**Directions for this task**
An exact copy of the data is required. No picture may appear in it.

Stored data entries:
++++++

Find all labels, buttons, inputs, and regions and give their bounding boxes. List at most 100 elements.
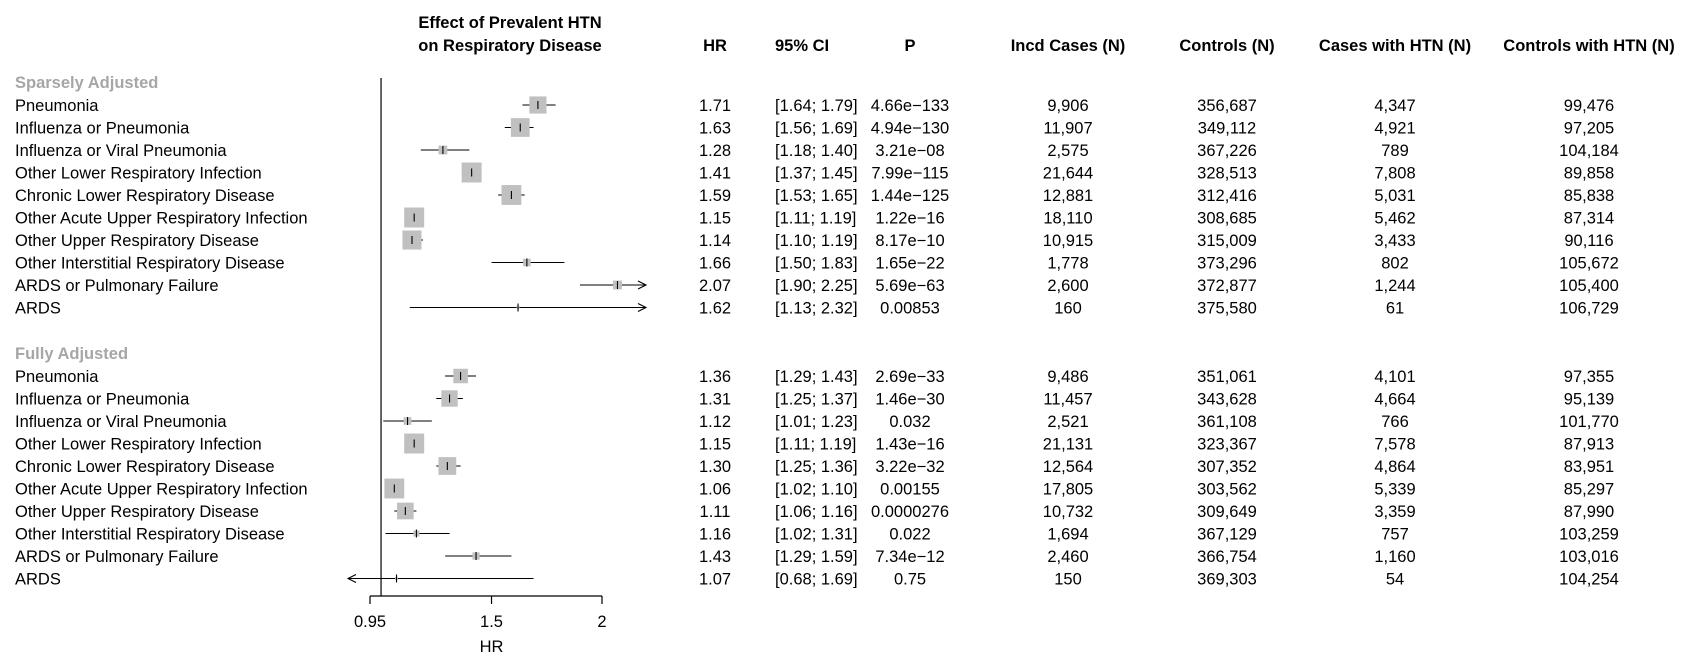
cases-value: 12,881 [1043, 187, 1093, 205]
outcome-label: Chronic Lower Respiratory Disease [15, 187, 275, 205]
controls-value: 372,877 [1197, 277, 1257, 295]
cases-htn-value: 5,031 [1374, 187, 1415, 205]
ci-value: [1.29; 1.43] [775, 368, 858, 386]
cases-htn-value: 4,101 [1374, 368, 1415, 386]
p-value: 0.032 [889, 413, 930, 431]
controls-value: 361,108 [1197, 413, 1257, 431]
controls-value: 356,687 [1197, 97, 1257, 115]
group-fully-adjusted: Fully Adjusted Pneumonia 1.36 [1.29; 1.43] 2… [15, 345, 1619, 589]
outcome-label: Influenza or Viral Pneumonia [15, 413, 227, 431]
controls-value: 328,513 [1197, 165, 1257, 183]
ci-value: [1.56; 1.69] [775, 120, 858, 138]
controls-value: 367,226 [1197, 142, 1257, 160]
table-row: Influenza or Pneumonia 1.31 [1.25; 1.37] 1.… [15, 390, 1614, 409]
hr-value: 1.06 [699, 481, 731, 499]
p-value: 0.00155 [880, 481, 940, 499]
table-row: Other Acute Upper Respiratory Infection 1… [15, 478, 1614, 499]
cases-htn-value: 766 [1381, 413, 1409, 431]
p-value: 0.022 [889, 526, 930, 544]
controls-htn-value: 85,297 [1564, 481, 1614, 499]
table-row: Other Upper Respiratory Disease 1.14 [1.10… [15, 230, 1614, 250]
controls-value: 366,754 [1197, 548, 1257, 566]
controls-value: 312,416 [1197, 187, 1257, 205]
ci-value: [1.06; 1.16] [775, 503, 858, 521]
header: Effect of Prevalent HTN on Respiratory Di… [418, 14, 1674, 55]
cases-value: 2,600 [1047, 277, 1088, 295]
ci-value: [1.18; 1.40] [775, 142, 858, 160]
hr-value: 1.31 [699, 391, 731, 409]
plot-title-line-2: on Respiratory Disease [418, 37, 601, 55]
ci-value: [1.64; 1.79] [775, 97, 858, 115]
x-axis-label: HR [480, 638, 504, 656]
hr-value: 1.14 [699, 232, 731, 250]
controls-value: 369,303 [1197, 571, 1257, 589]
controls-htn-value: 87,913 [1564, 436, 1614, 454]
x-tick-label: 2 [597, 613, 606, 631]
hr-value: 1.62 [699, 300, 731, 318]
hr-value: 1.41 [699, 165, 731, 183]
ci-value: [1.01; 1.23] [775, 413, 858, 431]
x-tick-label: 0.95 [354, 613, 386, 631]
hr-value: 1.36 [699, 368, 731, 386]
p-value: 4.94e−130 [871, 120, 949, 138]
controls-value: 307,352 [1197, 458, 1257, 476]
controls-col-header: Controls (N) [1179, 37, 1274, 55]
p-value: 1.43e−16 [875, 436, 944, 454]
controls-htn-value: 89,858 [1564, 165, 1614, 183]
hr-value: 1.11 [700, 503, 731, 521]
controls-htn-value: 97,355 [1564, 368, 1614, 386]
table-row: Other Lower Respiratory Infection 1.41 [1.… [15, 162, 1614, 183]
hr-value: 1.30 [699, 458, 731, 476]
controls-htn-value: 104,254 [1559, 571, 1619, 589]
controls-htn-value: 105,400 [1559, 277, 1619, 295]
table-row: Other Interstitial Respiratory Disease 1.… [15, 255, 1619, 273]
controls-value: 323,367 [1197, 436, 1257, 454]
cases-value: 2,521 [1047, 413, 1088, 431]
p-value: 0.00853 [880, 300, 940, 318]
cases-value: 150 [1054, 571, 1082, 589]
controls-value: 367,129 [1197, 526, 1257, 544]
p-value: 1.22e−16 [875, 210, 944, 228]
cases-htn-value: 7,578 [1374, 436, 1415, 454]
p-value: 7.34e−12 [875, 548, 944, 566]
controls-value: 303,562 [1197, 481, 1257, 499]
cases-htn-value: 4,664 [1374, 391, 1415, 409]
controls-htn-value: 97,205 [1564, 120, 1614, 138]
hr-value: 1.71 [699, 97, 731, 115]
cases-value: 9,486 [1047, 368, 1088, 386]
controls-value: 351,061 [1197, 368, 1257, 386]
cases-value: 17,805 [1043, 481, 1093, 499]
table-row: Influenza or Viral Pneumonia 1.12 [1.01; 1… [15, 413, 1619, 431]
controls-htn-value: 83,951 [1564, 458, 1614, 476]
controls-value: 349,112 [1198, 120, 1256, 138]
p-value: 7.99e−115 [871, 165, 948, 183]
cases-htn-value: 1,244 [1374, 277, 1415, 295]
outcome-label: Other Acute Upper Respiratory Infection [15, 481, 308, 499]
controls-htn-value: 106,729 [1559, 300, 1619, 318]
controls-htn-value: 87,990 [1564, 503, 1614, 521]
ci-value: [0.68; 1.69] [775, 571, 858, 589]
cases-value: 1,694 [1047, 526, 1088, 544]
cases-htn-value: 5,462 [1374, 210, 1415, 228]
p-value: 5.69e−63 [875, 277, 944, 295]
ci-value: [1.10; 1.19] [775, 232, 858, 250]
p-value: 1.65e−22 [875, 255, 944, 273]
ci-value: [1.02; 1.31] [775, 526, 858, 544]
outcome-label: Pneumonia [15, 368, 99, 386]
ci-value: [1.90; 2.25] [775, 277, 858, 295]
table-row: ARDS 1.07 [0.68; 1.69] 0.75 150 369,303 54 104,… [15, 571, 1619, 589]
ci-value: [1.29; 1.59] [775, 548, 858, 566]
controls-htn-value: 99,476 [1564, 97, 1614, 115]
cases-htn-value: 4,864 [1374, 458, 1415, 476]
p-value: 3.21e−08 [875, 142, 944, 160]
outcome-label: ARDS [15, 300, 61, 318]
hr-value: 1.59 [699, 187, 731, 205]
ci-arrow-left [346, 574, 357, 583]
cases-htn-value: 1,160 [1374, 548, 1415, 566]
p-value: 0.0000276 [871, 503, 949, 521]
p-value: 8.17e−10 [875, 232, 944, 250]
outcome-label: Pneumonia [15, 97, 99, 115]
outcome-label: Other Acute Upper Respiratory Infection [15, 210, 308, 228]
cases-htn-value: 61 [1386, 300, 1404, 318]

++++++

**Task response**
Find all labels, buttons, inputs, and regions and give their bounding boxes. List at most 100 elements.
cases-value: 12,881 [1043, 187, 1093, 205]
outcome-label: Chronic Lower Respiratory Disease [15, 187, 275, 205]
controls-value: 372,877 [1197, 277, 1257, 295]
cases-htn-value: 5,031 [1374, 187, 1415, 205]
ci-value: [1.29; 1.43] [775, 368, 858, 386]
cases-htn-value: 4,101 [1374, 368, 1415, 386]
p-value: 0.032 [889, 413, 930, 431]
controls-value: 361,108 [1197, 413, 1257, 431]
controls-value: 356,687 [1197, 97, 1257, 115]
group-fully-adjusted: Fully Adjusted Pneumonia 1.36 [1.29; 1.43] 2… [15, 345, 1619, 589]
outcome-label: Influenza or Viral Pneumonia [15, 413, 227, 431]
controls-value: 328,513 [1197, 165, 1257, 183]
ci-value: [1.56; 1.69] [775, 120, 858, 138]
controls-value: 367,226 [1197, 142, 1257, 160]
table-row: Influenza or Pneumonia 1.31 [1.25; 1.37] 1.… [15, 390, 1614, 409]
hr-value: 1.06 [699, 481, 731, 499]
p-value: 0.00155 [880, 481, 940, 499]
table-row: Other Acute Upper Respiratory Infection 1… [15, 478, 1614, 499]
cases-htn-value: 766 [1381, 413, 1409, 431]
p-value: 0.022 [889, 526, 930, 544]
controls-htn-value: 85,297 [1564, 481, 1614, 499]
table-row: Other Upper Respiratory Disease 1.14 [1.10… [15, 230, 1614, 250]
controls-value: 366,754 [1197, 548, 1257, 566]
controls-value: 312,416 [1197, 187, 1257, 205]
ci-value: [1.06; 1.16] [775, 503, 858, 521]
header: Effect of Prevalent HTN on Respiratory Di… [418, 14, 1674, 55]
cases-value: 2,600 [1047, 277, 1088, 295]
ci-value: [1.18; 1.40] [775, 142, 858, 160]
hr-value: 1.31 [699, 391, 731, 409]
plot-title-line-2: on Respiratory Disease [418, 37, 601, 55]
ci-value: [1.64; 1.79] [775, 97, 858, 115]
x-axis-label: HR [480, 638, 504, 656]
hr-value: 1.14 [699, 232, 731, 250]
controls-value: 369,303 [1197, 571, 1257, 589]
controls-htn-value: 87,913 [1564, 436, 1614, 454]
x-tick-label: 2 [597, 613, 606, 631]
hr-value: 1.62 [699, 300, 731, 318]
hr-value: 1.41 [699, 165, 731, 183]
ci-value: [1.01; 1.23] [775, 413, 858, 431]
x-tick-label: 0.95 [354, 613, 386, 631]
hr-value: 1.36 [699, 368, 731, 386]
p-value: 4.94e−130 [871, 120, 949, 138]
controls-value: 307,352 [1197, 458, 1257, 476]
controls-col-header: Controls (N) [1179, 37, 1274, 55]
p-value: 1.43e−16 [875, 436, 944, 454]
controls-htn-value: 89,858 [1564, 165, 1614, 183]
hr-value: 1.11 [700, 503, 731, 521]
controls-htn-value: 97,355 [1564, 368, 1614, 386]
table-row: Other Lower Respiratory Infection 1.41 [1.… [15, 162, 1614, 183]
hr-value: 1.30 [699, 458, 731, 476]
controls-htn-value: 104,254 [1559, 571, 1619, 589]
controls-htn-value: 105,400 [1559, 277, 1619, 295]
table-row: Other Interstitial Respiratory Disease 1.… [15, 255, 1619, 273]
controls-value: 323,367 [1197, 436, 1257, 454]
cases-value: 2,521 [1047, 413, 1088, 431]
p-value: 0.00853 [880, 300, 940, 318]
cases-value: 150 [1054, 571, 1082, 589]
controls-value: 367,129 [1197, 526, 1257, 544]
p-value: 1.22e−16 [875, 210, 944, 228]
cases-htn-value: 7,578 [1374, 436, 1415, 454]
p-value: 7.34e−12 [875, 548, 944, 566]
controls-value: 303,562 [1197, 481, 1257, 499]
cases-htn-value: 4,664 [1374, 391, 1415, 409]
controls-htn-value: 97,205 [1564, 120, 1614, 138]
hr-value: 1.71 [699, 97, 731, 115]
cases-value: 9,486 [1047, 368, 1088, 386]
controls-value: 351,061 [1197, 368, 1257, 386]
cases-value: 17,805 [1043, 481, 1093, 499]
table-row: Influenza or Viral Pneumonia 1.12 [1.01; 1… [15, 413, 1619, 431]
controls-htn-value: 83,951 [1564, 458, 1614, 476]
controls-value: 349,112 [1198, 120, 1256, 138]
p-value: 7.99e−115 [871, 165, 948, 183]
cases-htn-value: 1,244 [1374, 277, 1415, 295]
outcome-label: Other Acute Upper Respiratory Infection [15, 481, 308, 499]
controls-htn-value: 106,729 [1559, 300, 1619, 318]
controls-htn-value: 87,990 [1564, 503, 1614, 521]
ci-value: [0.68; 1.69] [775, 571, 858, 589]
cases-value: 1,694 [1047, 526, 1088, 544]
cases-htn-value: 5,462 [1374, 210, 1415, 228]
p-value: 5.69e−63 [875, 277, 944, 295]
ci-value: [1.10; 1.19] [775, 232, 858, 250]
p-value: 1.65e−22 [875, 255, 944, 273]
ci-value: [1.02; 1.31] [775, 526, 858, 544]
outcome-label: Pneumonia [15, 368, 99, 386]
ci-value: [1.90; 2.25] [775, 277, 858, 295]
table-row: ARDS 1.07 [0.68; 1.69] 0.75 150 369,303 54 104,… [15, 571, 1619, 589]
ci-value: [1.29; 1.59] [775, 548, 858, 566]
controls-htn-value: 99,476 [1564, 97, 1614, 115]
cases-htn-value: 4,864 [1374, 458, 1415, 476]
p-value: 3.21e−08 [875, 142, 944, 160]
outcome-label: ARDS [15, 300, 61, 318]
hr-value: 1.59 [699, 187, 731, 205]
ci-arrow-left [346, 574, 357, 583]
cases-htn-value: 1,160 [1374, 548, 1415, 566]
p-value: 0.0000276 [871, 503, 949, 521]
p-value: 8.17e−10 [875, 232, 944, 250]
outcome-label: Pneumonia [15, 97, 99, 115]
outcome-label: Other Acute Upper Respiratory Infection [15, 210, 308, 228]
cases-htn-value: 61 [1386, 300, 1404, 318]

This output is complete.